### GIVEN TASK
Please quote every line word for word.

### DATA SHOWN
------
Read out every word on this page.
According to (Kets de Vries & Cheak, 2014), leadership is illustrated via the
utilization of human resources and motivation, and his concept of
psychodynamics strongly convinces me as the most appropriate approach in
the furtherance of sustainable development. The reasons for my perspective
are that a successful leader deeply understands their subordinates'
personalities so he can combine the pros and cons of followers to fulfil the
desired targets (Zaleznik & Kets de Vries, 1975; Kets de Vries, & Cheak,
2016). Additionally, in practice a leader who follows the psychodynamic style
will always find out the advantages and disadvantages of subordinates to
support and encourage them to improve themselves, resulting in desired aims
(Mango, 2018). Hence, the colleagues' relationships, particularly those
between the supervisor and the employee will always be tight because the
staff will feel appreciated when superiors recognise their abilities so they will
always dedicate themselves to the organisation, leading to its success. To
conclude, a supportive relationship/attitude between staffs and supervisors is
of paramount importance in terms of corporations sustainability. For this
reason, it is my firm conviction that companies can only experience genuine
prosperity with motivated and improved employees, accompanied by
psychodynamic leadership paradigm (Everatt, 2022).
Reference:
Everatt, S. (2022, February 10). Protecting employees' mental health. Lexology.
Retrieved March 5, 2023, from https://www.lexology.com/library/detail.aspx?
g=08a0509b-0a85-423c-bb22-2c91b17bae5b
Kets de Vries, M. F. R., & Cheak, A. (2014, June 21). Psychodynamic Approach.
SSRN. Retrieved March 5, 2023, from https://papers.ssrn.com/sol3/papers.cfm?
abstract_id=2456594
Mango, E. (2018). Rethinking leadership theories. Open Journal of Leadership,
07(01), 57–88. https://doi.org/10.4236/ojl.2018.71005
------
### SOLVED EXERCISE
Read out every word on this page.
According to (Kets de Vries & Cheak, 2014), leadership is illustrated via the
utilization of human resources and motivation, and his concept of
psychodynamics strongly convinces me as the most appropriate approach in
the furtherance of sustainable development. The reasons for my perspective
are that a successful leader deeply understands their subordinates'
personalities so he can combine the pros and cons of followers to fulfil the
desired targets (Zaleznik & Kets de Vries, 1975; Kets de Vries, & Cheak,
2016). Additionally, in practice a leader who follows the psychodynamic style
will always find out the advantages and disadvantages of subordinates to
support and encourage them to improve themselves, resulting in desired aims
(Mango, 2018). Hence, the colleagues' relationships, particularly those
between the supervisor and the employee will always be tight because the
staff will feel appreciated when superiors recognise their abilities so they will
always dedicate themselves to the organisation, leading to its success. To
conclude, a supportive relationship/attitude between staffs and supervisors is
of paramount importance in terms of corporations sustainability. For this
reason, it is my firm conviction that companies can only experience genuine
prosperity with motivated and improved employees, accompanied by
psychodynamic leadership paradigm (Everatt, 2022).
Reference:
Everatt, S. (2022, February 10). Protecting employees' mental health. Lexology.
Retrieved March 5, 2023, from https://www.lexology.com/library/detail.aspx?
g=08a0509b-0a85-423c-bb22-2c91b17bae5b
Kets de Vries, M. F. R., & Cheak, A. (2014, June 21). Psychodynamic Approach.
SSRN. Retrieved March 5, 2023, from https://papers.ssrn.com/sol3/papers.cfm?
abstract_id=2456594
Mango, E. (2018). Rethinking leadership theories. Open Journal of Leadership,
07(01), 57–88. https://doi.org/10.4236/ojl.2018.71005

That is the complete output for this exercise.